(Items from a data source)
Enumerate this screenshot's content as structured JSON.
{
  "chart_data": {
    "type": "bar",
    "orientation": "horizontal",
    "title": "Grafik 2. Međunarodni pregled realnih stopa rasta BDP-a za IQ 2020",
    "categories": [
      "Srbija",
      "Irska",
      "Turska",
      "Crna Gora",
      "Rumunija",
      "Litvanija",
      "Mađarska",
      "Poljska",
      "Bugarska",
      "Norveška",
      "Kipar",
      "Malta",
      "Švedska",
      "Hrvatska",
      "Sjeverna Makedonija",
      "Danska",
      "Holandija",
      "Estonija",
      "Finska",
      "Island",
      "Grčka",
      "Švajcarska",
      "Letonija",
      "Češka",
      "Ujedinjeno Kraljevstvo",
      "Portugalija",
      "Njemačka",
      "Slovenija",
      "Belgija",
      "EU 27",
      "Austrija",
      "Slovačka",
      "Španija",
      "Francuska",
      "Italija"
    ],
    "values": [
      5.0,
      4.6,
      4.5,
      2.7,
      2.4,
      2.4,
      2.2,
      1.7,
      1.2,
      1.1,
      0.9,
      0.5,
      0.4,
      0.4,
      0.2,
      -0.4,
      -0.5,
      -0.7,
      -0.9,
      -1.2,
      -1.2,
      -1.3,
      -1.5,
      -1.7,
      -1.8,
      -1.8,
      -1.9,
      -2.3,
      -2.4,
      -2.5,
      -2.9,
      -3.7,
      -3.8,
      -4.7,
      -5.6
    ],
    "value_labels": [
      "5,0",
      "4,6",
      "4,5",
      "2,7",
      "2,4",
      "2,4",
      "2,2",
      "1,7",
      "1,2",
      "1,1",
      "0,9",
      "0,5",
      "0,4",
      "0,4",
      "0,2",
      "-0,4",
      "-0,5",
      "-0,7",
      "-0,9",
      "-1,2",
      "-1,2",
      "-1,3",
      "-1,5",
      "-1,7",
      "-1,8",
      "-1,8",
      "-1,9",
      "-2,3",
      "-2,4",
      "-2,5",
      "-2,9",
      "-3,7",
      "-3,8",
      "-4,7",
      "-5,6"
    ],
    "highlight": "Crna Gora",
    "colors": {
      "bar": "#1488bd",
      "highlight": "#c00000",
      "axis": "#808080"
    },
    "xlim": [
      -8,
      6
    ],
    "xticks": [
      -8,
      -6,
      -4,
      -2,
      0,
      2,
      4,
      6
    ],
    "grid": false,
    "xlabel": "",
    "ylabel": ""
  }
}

-- What you need to do --
Please output the complete data exactly.

-- Answer to the task --
Enumerate this screenshot's content as structured JSON.
{
  "chart_data": {
    "type": "bar",
    "orientation": "horizontal",
    "title": "Grafik 2. Međunarodni pregled realnih stopa rasta BDP-a za IQ 2020",
    "categories": [
      "Srbija",
      "Irska",
      "Turska",
      "Crna Gora",
      "Rumunija",
      "Litvanija",
      "Mađarska",
      "Poljska",
      "Bugarska",
      "Norveška",
      "Kipar",
      "Malta",
      "Švedska",
      "Hrvatska",
      "Sjeverna Makedonija",
      "Danska",
      "Holandija",
      "Estonija",
      "Finska",
      "Island",
      "Grčka",
      "Švajcarska",
      "Letonija",
      "Češka",
      "Ujedinjeno Kraljevstvo",
      "Portugalija",
      "Njemačka",
      "Slovenija",
      "Belgija",
      "EU 27",
      "Austrija",
      "Slovačka",
      "Španija",
      "Francuska",
      "Italija"
    ],
    "values": [
      5.0,
      4.6,
      4.5,
      2.7,
      2.4,
      2.4,
      2.2,
      1.7,
      1.2,
      1.1,
      0.9,
      0.5,
      0.4,
      0.4,
      0.2,
      -0.4,
      -0.5,
      -0.7,
      -0.9,
      -1.2,
      -1.2,
      -1.3,
      -1.5,
      -1.7,
      -1.8,
      -1.8,
      -1.9,
      -2.3,
      -2.4,
      -2.5,
      -2.9,
      -3.7,
      -3.8,
      -4.7,
      -5.6
    ],
    "value_labels": [
      "5,0",
      "4,6",
      "4,5",
      "2,7",
      "2,4",
      "2,4",
      "2,2",
      "1,7",
      "1,2",
      "1,1",
      "0,9",
      "0,5",
      "0,4",
      "0,4",
      "0,2",
      "-0,4",
      "-0,5",
      "-0,7",
      "-0,9",
      "-1,2",
      "-1,2",
      "-1,3",
      "-1,5",
      "-1,7",
      "-1,8",
      "-1,8",
      "-1,9",
      "-2,3",
      "-2,4",
      "-2,5",
      "-2,9",
      "-3,7",
      "-3,8",
      "-4,7",
      "-5,6"
    ],
    "highlight": "Crna Gora",
    "colors": {
      "bar": "#1488bd",
      "highlight": "#c00000",
      "axis": "#808080"
    },
    "xlim": [
      -8,
      6
    ],
    "xticks": [
      -8,
      -6,
      -4,
      -2,
      0,
      2,
      4,
      6
    ],
    "grid": false,
    "xlabel": "",
    "ylabel": ""
  }
}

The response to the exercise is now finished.